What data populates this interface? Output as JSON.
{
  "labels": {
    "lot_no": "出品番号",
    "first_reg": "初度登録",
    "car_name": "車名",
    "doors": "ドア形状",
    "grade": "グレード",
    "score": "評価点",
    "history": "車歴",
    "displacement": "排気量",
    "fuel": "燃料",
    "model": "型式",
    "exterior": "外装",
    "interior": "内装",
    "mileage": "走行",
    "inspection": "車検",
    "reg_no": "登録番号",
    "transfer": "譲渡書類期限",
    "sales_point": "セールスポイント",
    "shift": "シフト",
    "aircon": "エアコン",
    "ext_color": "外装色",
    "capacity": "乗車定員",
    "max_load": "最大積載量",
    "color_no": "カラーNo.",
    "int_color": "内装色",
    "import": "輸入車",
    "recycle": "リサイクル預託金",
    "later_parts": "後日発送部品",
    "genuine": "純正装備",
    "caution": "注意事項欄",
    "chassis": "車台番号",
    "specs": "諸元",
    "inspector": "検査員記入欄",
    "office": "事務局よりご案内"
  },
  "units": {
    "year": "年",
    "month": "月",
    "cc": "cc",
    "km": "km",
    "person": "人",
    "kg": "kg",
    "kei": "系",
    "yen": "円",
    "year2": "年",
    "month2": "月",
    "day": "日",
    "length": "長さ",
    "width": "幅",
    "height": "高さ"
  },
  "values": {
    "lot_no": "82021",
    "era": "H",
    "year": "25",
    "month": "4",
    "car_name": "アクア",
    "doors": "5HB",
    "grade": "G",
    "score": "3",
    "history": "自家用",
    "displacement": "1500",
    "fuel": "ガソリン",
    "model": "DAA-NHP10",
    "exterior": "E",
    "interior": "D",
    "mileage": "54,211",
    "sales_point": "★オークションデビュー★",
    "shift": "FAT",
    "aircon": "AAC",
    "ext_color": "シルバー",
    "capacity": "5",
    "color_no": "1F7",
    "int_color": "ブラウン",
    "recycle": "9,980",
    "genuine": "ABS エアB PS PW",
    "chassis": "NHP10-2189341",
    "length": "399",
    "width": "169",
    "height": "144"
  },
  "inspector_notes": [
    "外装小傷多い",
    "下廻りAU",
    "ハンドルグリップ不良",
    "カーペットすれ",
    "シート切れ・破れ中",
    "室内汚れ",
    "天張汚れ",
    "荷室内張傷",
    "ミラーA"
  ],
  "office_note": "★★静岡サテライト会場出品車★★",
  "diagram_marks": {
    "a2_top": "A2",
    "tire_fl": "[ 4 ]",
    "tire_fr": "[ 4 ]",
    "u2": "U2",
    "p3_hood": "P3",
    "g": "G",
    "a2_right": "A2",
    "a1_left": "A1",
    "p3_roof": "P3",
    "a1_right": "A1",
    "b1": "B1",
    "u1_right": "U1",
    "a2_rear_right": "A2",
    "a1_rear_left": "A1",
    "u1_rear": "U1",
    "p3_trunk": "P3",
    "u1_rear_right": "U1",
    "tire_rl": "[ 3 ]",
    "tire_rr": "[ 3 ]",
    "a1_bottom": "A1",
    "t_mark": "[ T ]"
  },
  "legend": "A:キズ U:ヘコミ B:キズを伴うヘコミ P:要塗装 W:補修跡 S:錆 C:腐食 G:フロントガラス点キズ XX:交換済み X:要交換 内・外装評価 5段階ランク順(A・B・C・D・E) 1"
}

————

Requirement - Transcribe every entry exactly, omitting nothing.

Written answer -
What data populates this interface? Output as JSON.
{
  "labels": {
    "lot_no": "出品番号",
    "first_reg": "初度登録",
    "car_name": "車名",
    "doors": "ドア形状",
    "grade": "グレード",
    "score": "評価点",
    "history": "車歴",
    "displacement": "排気量",
    "fuel": "燃料",
    "model": "型式",
    "exterior": "外装",
    "interior": "内装",
    "mileage": "走行",
    "inspection": "車検",
    "reg_no": "登録番号",
    "transfer": "譲渡書類期限",
    "sales_point": "セールスポイント",
    "shift": "シフト",
    "aircon": "エアコン",
    "ext_color": "外装色",
    "capacity": "乗車定員",
    "max_load": "最大積載量",
    "color_no": "カラーNo.",
    "int_color": "内装色",
    "import": "輸入車",
    "recycle": "リサイクル預託金",
    "later_parts": "後日発送部品",
    "genuine": "純正装備",
    "caution": "注意事項欄",
    "chassis": "車台番号",
    "specs": "諸元",
    "inspector": "検査員記入欄",
    "office": "事務局よりご案内"
  },
  "units": {
    "year": "年",
    "month": "月",
    "cc": "cc",
    "km": "km",
    "person": "人",
    "kg": "kg",
    "kei": "系",
    "yen": "円",
    "year2": "年",
    "month2": "月",
    "day": "日",
    "length": "長さ",
    "width": "幅",
    "height": "高さ"
  },
  "values": {
    "lot_no": "82021",
    "era": "H",
    "year": "25",
    "month": "4",
    "car_name": "アクア",
    "doors": "5HB",
    "grade": "G",
    "score": "3",
    "history": "自家用",
    "displacement": "1500",
    "fuel": "ガソリン",
    "model": "DAA-NHP10",
    "exterior": "E",
    "interior": "D",
    "mileage": "54,211",
    "sales_point": "★オークションデビュー★",
    "shift": "FAT",
    "aircon": "AAC",
    "ext_color": "シルバー",
    "capacity": "5",
    "color_no": "1F7",
    "int_color": "ブラウン",
    "recycle": "9,980",
    "genuine": "ABS エアB PS PW",
    "chassis": "NHP10-2189341",
    "length": "399",
    "width": "169",
    "height": "144"
  },
  "inspector_notes": [
    "外装小傷多い",
    "下廻りAU",
    "ハンドルグリップ不良",
    "カーペットすれ",
    "シート切れ・破れ中",
    "室内汚れ",
    "天張汚れ",
    "荷室内張傷",
    "ミラーA"
  ],
  "office_note": "★★静岡サテライト会場出品車★★",
  "diagram_marks": {
    "a2_top": "A2",
    "tire_fl": "[ 4 ]",
    "tire_fr": "[ 4 ]",
    "u2": "U2",
    "p3_hood": "P3",
    "g": "G",
    "a2_right": "A2",
    "a1_left": "A1",
    "p3_roof": "P3",
    "a1_right": "A1",
    "b1": "B1",
    "u1_right": "U1",
    "a2_rear_right": "A2",
    "a1_rear_left": "A1",
    "u1_rear": "U1",
    "p3_trunk": "P3",
    "u1_rear_right": "U1",
    "tire_rl": "[ 3 ]",
    "tire_rr": "[ 3 ]",
    "a1_bottom": "A1",
    "t_mark": "[ T ]"
  },
  "legend": "A:キズ U:ヘコミ B:キズを伴うヘコミ P:要塗装 W:補修跡 S:錆 C:腐食 G:フロントガラス点キズ XX:交換済み X:要交換 内・外装評価 5段階ランク順(A・B・C・D・E) 1"
}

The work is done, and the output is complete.